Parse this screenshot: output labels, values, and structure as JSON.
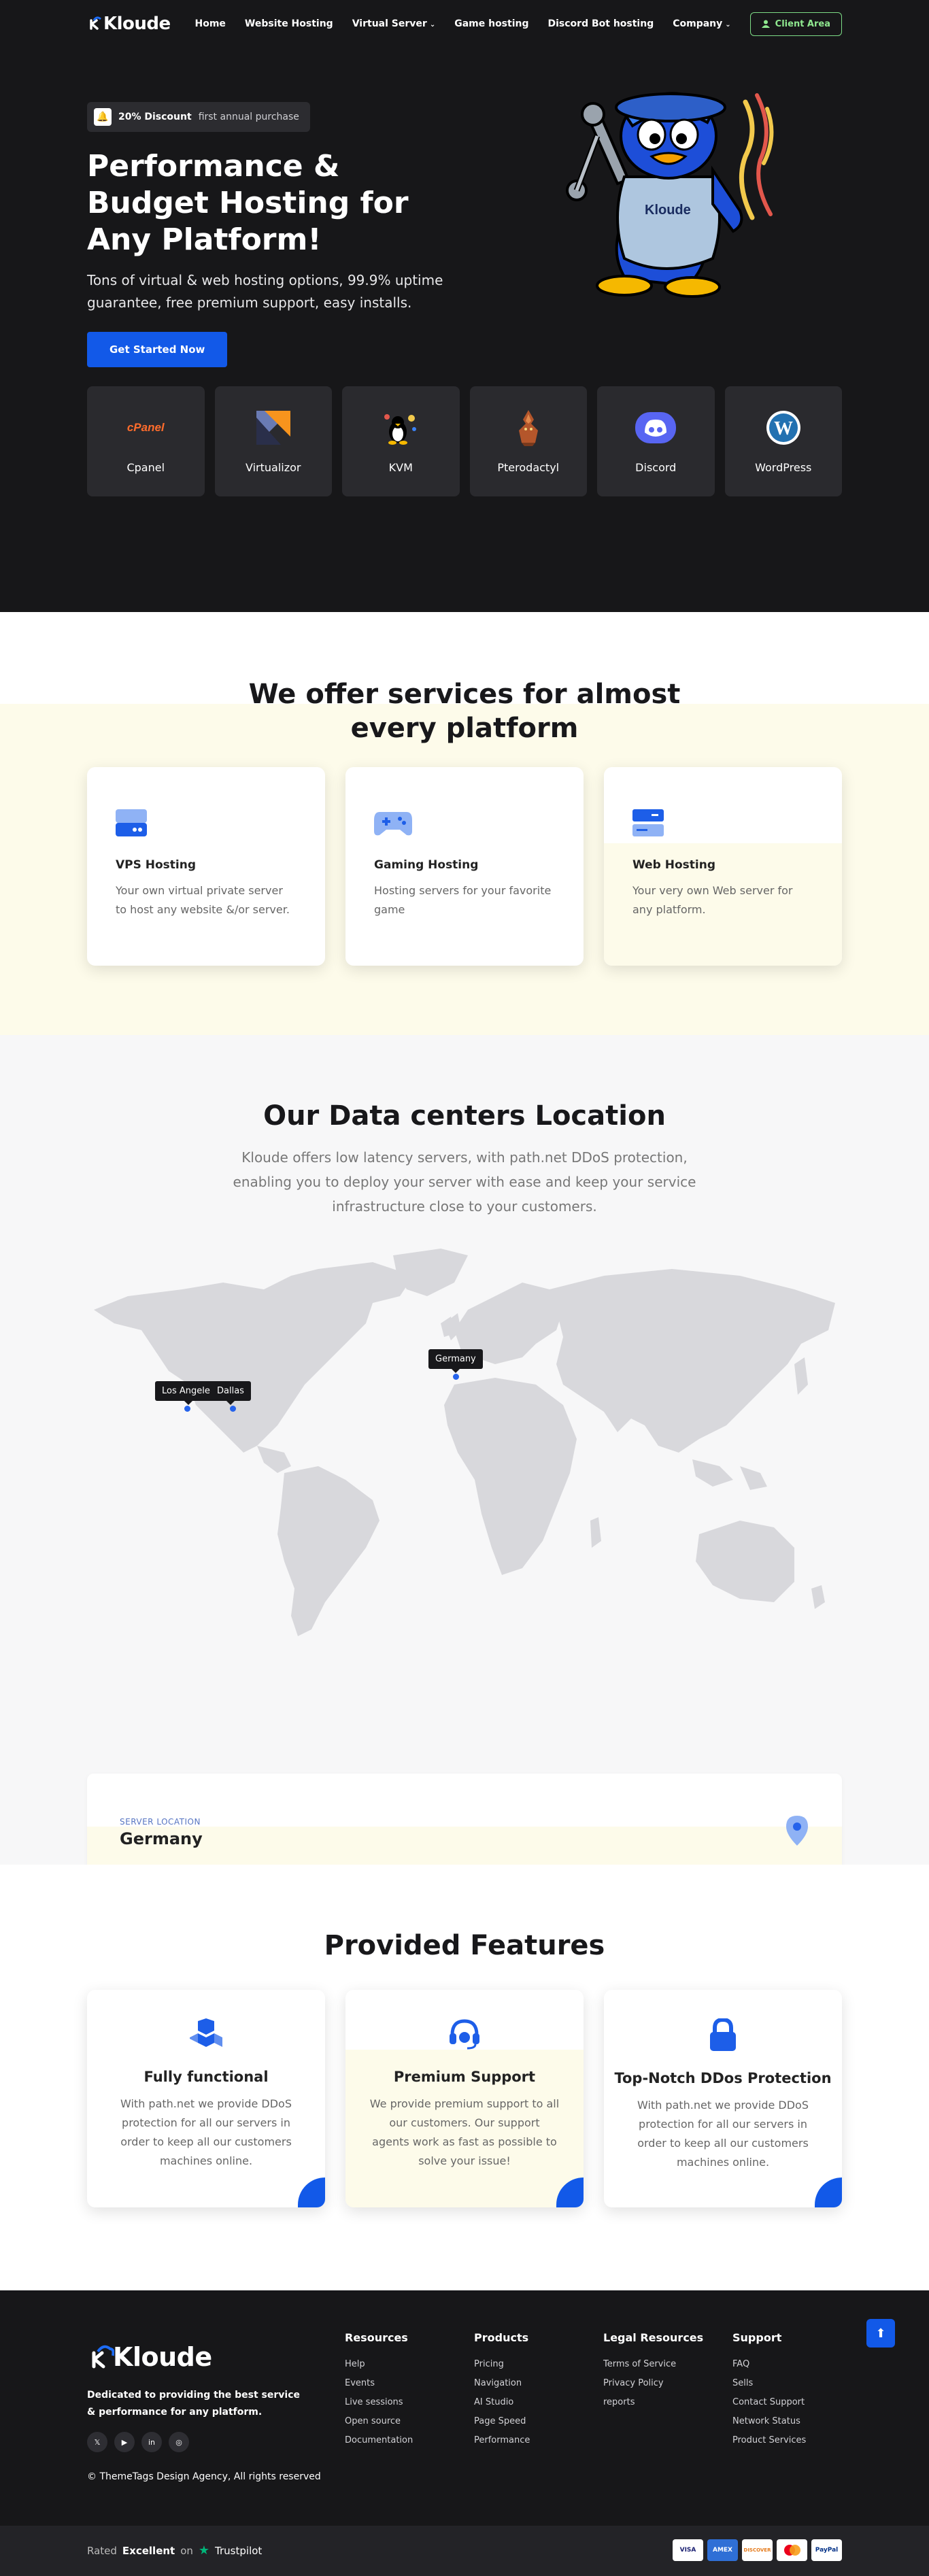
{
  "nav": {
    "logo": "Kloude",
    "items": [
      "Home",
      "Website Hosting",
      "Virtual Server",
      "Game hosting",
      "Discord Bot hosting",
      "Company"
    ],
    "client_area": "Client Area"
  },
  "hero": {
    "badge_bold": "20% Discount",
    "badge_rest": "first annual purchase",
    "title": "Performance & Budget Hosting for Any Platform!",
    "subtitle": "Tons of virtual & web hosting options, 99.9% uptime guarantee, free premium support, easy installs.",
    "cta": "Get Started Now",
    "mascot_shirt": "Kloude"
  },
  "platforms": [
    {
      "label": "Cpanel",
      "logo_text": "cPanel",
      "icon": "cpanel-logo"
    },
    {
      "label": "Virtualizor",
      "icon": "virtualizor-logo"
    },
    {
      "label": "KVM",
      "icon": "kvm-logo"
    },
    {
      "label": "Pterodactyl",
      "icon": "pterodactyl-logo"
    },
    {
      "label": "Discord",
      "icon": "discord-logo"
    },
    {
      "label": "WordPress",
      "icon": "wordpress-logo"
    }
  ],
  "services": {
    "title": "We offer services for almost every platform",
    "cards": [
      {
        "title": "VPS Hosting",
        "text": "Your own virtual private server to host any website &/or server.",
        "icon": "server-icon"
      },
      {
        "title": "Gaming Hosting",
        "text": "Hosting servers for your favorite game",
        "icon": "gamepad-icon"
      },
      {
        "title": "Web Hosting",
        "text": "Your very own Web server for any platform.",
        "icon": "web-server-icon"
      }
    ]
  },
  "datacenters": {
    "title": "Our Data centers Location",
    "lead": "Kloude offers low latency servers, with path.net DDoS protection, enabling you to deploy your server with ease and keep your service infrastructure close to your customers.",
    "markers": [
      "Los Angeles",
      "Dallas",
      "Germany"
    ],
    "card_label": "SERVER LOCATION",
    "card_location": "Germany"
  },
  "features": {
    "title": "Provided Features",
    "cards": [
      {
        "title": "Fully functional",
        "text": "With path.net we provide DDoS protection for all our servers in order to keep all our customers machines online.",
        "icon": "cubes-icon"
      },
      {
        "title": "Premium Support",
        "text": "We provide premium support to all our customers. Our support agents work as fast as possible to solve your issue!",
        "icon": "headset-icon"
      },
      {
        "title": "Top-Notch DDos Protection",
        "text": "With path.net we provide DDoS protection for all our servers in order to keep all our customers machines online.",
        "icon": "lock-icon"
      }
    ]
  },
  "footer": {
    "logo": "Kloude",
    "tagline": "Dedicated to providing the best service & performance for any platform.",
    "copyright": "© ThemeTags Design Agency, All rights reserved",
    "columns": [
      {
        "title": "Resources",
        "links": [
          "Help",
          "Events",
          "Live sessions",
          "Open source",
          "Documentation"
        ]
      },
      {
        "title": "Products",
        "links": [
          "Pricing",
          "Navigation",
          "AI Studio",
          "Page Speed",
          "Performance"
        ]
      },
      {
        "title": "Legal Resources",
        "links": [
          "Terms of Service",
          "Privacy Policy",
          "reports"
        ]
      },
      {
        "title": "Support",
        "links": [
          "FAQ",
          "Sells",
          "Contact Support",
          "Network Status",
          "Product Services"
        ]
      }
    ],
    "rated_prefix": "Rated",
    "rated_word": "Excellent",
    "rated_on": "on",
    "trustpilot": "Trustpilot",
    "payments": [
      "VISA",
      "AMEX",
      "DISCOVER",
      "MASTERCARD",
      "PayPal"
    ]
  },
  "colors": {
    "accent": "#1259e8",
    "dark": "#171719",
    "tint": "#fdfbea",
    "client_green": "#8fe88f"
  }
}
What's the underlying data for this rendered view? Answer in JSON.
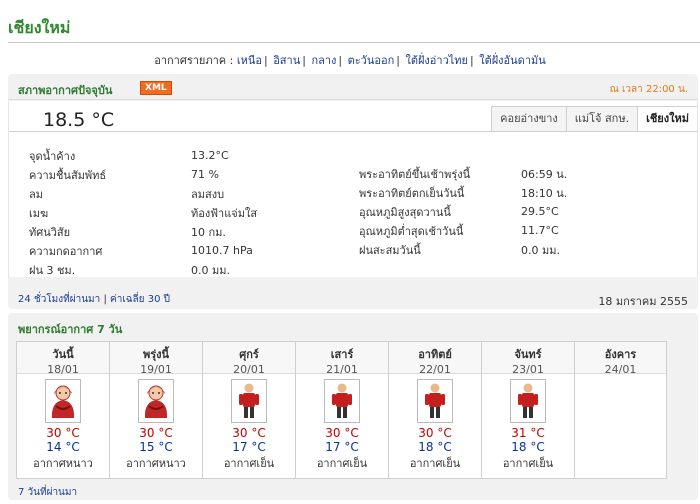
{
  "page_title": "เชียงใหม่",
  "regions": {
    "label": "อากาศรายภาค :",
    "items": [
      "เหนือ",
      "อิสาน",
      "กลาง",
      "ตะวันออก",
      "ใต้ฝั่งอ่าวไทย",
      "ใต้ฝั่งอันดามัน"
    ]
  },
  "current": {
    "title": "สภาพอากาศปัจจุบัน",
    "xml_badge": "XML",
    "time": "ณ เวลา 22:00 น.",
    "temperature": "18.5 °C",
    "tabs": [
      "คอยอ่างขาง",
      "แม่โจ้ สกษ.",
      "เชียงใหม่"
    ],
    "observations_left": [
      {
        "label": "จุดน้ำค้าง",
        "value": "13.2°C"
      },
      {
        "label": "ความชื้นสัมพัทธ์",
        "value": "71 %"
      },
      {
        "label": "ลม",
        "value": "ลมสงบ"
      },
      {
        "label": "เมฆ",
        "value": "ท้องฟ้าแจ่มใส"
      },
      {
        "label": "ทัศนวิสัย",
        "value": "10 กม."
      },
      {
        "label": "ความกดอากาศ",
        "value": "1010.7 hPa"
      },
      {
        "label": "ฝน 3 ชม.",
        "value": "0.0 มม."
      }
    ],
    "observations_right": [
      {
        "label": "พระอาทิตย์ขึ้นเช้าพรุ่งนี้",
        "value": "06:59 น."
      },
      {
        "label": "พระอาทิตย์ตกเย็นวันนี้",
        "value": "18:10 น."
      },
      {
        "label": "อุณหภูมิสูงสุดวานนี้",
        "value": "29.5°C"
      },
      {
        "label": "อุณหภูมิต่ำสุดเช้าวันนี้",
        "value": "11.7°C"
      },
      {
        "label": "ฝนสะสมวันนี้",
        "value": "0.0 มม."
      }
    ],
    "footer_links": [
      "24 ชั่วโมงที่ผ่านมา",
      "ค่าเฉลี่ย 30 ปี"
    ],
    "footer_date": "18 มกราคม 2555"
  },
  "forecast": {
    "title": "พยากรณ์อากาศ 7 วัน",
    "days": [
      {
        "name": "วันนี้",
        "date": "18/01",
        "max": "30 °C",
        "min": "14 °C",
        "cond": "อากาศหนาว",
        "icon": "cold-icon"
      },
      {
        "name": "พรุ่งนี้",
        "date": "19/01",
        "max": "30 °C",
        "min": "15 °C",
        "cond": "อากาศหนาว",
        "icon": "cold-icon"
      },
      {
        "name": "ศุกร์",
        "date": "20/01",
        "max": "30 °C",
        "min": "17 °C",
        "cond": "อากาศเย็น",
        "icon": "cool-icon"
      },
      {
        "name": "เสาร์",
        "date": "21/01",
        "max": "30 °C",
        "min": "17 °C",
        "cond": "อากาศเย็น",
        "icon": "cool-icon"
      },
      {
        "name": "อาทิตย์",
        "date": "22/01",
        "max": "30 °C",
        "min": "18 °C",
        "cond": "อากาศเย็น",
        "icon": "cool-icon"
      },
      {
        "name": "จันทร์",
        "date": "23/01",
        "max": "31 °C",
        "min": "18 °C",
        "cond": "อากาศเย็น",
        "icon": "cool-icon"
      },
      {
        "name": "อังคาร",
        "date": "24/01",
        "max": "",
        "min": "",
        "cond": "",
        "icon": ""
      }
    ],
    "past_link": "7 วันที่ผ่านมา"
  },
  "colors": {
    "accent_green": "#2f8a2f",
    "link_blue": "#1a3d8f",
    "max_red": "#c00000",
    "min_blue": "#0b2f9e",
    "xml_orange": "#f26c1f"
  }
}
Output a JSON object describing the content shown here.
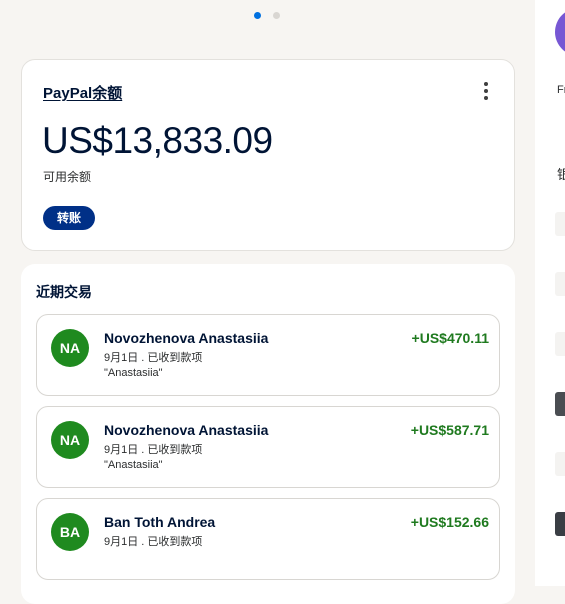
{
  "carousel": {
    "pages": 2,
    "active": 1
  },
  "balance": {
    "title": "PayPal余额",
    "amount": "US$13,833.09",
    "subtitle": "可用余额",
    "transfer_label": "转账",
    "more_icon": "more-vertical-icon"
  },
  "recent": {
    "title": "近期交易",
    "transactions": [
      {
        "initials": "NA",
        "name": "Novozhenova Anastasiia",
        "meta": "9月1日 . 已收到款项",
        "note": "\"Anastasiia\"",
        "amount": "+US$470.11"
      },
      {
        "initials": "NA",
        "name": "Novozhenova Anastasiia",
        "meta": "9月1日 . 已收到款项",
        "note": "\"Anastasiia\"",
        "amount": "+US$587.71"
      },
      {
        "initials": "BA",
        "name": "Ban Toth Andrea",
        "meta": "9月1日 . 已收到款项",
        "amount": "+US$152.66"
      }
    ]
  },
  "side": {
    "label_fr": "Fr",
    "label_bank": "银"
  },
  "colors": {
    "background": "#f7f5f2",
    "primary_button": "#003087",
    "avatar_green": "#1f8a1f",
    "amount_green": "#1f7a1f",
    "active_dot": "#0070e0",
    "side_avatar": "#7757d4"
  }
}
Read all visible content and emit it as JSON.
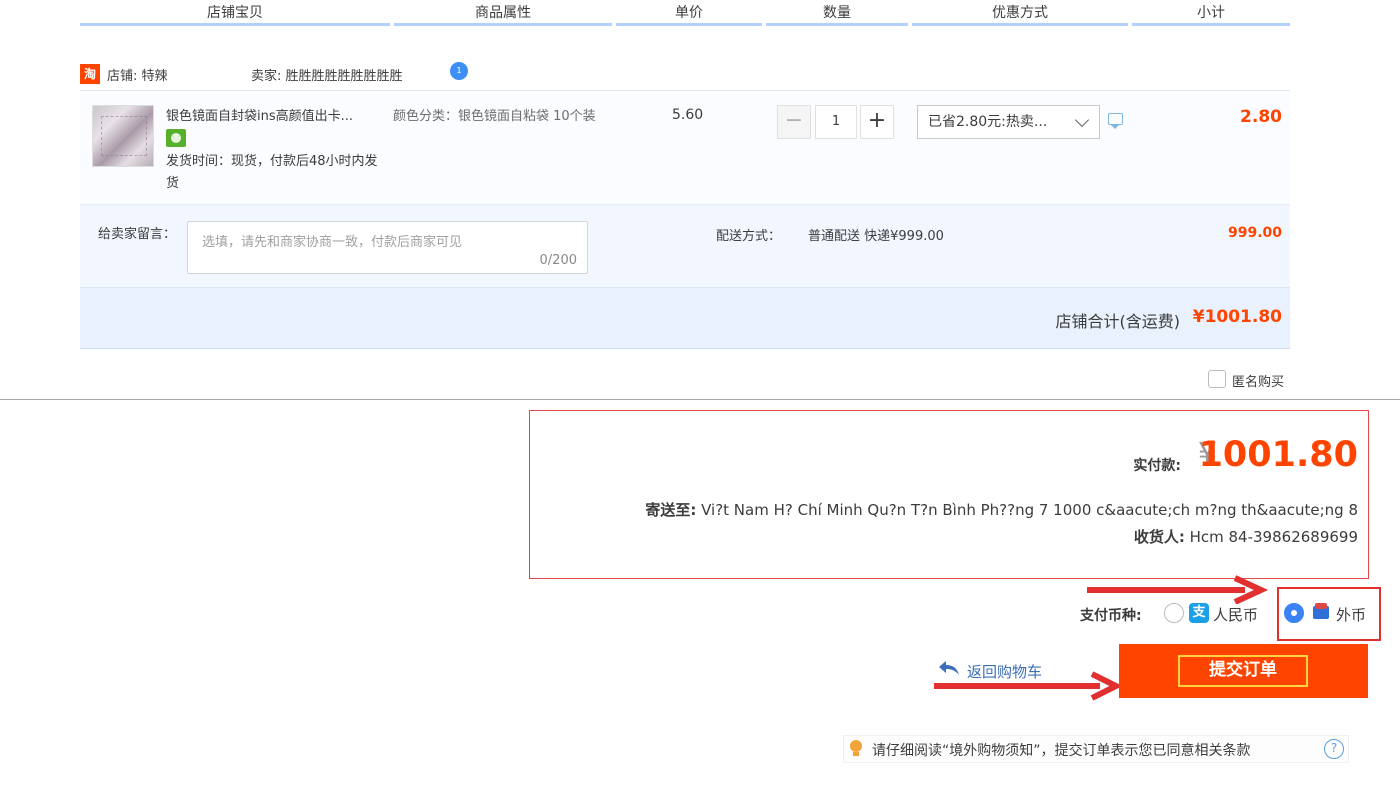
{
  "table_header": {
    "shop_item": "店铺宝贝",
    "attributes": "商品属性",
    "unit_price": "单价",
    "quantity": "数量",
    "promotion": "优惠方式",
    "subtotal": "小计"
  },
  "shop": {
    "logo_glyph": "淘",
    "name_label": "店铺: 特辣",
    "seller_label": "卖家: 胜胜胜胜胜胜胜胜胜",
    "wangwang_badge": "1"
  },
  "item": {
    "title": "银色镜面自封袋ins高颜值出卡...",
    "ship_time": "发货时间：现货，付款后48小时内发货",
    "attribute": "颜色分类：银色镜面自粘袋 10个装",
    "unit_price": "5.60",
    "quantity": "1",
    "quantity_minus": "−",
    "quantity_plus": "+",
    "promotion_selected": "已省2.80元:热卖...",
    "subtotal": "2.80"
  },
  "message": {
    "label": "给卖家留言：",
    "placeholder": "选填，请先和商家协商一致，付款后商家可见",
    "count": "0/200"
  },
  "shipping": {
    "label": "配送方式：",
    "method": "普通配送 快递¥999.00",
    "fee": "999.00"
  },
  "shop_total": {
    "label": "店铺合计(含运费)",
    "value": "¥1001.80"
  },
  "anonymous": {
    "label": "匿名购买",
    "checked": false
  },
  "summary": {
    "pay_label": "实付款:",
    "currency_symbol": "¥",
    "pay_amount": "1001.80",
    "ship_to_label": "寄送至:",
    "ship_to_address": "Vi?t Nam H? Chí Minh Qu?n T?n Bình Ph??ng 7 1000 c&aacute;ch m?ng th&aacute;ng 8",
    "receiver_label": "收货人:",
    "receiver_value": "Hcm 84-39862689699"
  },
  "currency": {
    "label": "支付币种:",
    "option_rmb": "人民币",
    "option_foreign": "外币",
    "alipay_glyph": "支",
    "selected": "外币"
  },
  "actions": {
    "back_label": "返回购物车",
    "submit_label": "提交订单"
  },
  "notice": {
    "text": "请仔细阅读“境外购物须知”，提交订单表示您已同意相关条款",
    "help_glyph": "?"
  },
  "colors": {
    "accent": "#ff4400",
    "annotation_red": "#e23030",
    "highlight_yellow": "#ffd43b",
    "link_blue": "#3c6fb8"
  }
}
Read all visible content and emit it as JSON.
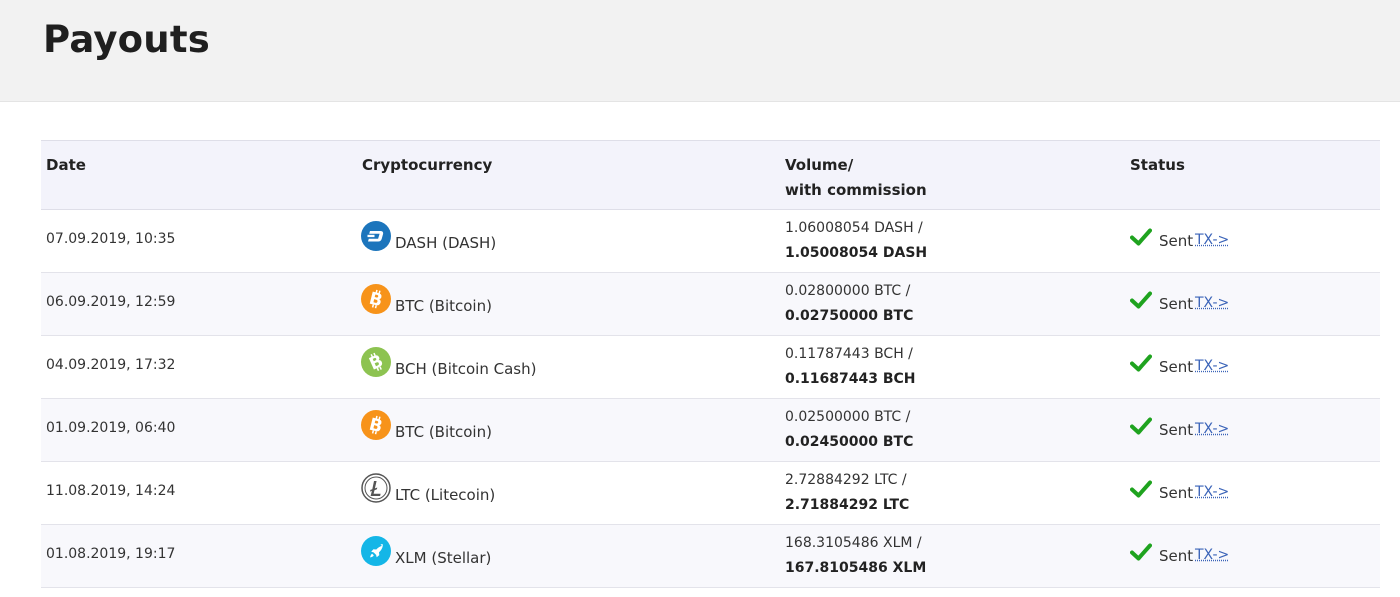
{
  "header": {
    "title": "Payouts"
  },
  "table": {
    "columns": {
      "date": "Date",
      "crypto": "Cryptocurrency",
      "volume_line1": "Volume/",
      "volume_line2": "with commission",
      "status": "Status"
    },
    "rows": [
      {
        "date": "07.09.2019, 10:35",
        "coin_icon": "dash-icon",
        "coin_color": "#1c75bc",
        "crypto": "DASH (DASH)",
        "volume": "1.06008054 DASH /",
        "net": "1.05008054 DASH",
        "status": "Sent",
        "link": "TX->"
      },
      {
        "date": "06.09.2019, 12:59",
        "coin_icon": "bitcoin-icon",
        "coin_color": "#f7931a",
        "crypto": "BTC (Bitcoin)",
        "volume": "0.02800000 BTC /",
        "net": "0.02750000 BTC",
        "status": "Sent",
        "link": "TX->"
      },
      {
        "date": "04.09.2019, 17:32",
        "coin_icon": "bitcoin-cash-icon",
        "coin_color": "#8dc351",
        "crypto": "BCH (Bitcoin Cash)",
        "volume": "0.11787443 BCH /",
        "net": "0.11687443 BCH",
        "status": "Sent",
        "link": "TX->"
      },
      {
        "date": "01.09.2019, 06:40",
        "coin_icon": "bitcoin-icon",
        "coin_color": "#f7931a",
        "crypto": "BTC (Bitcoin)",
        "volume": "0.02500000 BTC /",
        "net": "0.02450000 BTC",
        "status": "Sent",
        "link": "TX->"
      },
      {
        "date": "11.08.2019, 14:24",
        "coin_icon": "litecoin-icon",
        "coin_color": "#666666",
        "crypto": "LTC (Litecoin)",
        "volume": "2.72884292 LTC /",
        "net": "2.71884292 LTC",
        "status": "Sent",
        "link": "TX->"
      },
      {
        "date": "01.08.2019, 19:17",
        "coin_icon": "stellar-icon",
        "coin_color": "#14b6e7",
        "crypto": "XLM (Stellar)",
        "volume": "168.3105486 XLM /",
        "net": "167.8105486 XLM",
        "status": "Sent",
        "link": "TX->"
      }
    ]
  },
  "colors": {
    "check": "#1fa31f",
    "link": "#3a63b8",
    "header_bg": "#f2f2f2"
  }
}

§

Search the material above for "servers". Pull out each line where it shows up.

        "text": "Hosting servers for your favorite game",
    "lead": "Kloude offers low latency servers, with path.net DDoS protection, enabling you to deploy your server with ease and keep your service infrastructure close to your customers.",
        "text": "With path.net we provide DDoS protection for all our servers in order to keep all our customers machines online.",
        "text": "With path.net we provide DDoS protection for all our servers in order to keep all our customers machines online.",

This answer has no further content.